The problem | Exactly repeat the full listing that follows.

** Start of Input for this task **

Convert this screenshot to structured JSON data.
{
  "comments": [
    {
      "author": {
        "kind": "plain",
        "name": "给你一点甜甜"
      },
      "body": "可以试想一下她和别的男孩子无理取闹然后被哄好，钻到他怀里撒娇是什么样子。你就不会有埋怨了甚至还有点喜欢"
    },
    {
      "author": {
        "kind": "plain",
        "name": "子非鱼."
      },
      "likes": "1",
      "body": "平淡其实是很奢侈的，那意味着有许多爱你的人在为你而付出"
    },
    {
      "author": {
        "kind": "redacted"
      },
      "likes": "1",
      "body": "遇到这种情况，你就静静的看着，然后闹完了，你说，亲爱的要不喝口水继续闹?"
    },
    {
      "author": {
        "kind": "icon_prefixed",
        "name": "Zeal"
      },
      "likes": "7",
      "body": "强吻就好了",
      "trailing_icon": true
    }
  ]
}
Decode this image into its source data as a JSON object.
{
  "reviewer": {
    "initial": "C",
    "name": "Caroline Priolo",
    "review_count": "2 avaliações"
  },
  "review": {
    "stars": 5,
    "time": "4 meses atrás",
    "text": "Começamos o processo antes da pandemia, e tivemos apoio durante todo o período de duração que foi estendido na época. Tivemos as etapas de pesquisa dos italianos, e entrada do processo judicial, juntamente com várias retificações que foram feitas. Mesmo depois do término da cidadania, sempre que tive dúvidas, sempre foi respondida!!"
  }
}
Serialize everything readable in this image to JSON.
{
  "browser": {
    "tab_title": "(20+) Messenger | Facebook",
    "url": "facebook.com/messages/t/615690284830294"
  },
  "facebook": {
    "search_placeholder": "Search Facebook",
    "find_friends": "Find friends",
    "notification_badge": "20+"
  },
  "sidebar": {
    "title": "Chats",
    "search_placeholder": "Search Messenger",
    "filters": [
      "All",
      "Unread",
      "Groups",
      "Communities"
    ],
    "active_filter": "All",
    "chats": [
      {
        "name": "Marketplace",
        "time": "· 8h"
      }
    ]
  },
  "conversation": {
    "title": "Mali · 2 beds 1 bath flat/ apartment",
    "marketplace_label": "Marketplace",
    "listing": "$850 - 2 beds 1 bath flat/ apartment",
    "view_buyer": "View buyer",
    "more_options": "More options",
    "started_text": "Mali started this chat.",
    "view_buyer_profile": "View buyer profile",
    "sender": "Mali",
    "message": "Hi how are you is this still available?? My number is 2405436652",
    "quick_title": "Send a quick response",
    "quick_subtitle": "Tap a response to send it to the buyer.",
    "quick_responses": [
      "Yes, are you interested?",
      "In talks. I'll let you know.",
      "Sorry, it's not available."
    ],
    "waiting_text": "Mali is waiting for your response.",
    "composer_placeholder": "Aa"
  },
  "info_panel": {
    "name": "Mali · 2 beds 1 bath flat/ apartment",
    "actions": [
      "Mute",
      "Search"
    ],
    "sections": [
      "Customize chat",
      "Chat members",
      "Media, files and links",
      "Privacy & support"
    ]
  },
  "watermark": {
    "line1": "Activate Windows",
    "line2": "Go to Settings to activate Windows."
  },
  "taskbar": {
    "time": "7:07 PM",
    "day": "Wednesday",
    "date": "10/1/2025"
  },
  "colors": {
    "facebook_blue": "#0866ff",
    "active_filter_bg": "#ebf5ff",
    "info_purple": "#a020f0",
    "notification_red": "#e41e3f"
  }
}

** End of Input for this task **

Complete output |
Convert this screenshot to structured JSON data.
{
  "comments": [
    {
      "author": {
        "kind": "plain",
        "name": "给你一点甜甜"
      },
      "body": "可以试想一下她和别的男孩子无理取闹然后被哄好，钻到他怀里撒娇是什么样子。你就不会有埋怨了甚至还有点喜欢"
    },
    {
      "author": {
        "kind": "plain",
        "name": "子非鱼."
      },
      "likes": "1",
      "body": "平淡其实是很奢侈的，那意味着有许多爱你的人在为你而付出"
    },
    {
      "author": {
        "kind": "redacted"
      },
      "likes": "1",
      "body": "遇到这种情况，你就静静的看着，然后闹完了，你说，亲爱的要不喝口水继续闹?"
    },
    {
      "author": {
        "kind": "icon_prefixed",
        "name": "Zeal"
      },
      "likes": "7",
      "body": "强吻就好了",
      "trailing_icon": true
    }
  ]
}
Decode this image into its source data as a JSON object.
{
  "reviewer": {
    "initial": "C",
    "name": "Caroline Priolo",
    "review_count": "2 avaliações"
  },
  "review": {
    "stars": 5,
    "time": "4 meses atrás",
    "text": "Começamos o processo antes da pandemia, e tivemos apoio durante todo o período de duração que foi estendido na época. Tivemos as etapas de pesquisa dos italianos, e entrada do processo judicial, juntamente com várias retificações que foram feitas. Mesmo depois do término da cidadania, sempre que tive dúvidas, sempre foi respondida!!"
  }
}
Serialize everything readable in this image to JSON.
{
  "browser": {
    "tab_title": "(20+) Messenger | Facebook",
    "url": "facebook.com/messages/t/615690284830294"
  },
  "facebook": {
    "search_placeholder": "Search Facebook",
    "find_friends": "Find friends",
    "notification_badge": "20+"
  },
  "sidebar": {
    "title": "Chats",
    "search_placeholder": "Search Messenger",
    "filters": [
      "All",
      "Unread",
      "Groups",
      "Communities"
    ],
    "active_filter": "All",
    "chats": [
      {
        "name": "Marketplace",
        "time": "· 8h"
      }
    ]
  },
  "conversation": {
    "title": "Mali · 2 beds 1 bath flat/ apartment",
    "marketplace_label": "Marketplace",
    "listing": "$850 - 2 beds 1 bath flat/ apartment",
    "view_buyer": "View buyer",
    "more_options": "More options",
    "started_text": "Mali started this chat.",
    "view_buyer_profile": "View buyer profile",
    "sender": "Mali",
    "message": "Hi how are you is this still available?? My number is 2405436652",
    "quick_title": "Send a quick response",
    "quick_subtitle": "Tap a response to send it to the buyer.",
    "quick_responses": [
      "Yes, are you interested?",
      "In talks. I'll let you know.",
      "Sorry, it's not available."
    ],
    "waiting_text": "Mali is waiting for your response.",
    "composer_placeholder": "Aa"
  },
  "info_panel": {
    "name": "Mali · 2 beds 1 bath flat/ apartment",
    "actions": [
      "Mute",
      "Search"
    ],
    "sections": [
      "Customize chat",
      "Chat members",
      "Media, files and links",
      "Privacy & support"
    ]
  },
  "watermark": {
    "line1": "Activate Windows",
    "line2": "Go to Settings to activate Windows."
  },
  "taskbar": {
    "time": "7:07 PM",
    "day": "Wednesday",
    "date": "10/1/2025"
  },
  "colors": {
    "facebook_blue": "#0866ff",
    "active_filter_bg": "#ebf5ff",
    "info_purple": "#a020f0",
    "notification_red": "#e41e3f"
  }
}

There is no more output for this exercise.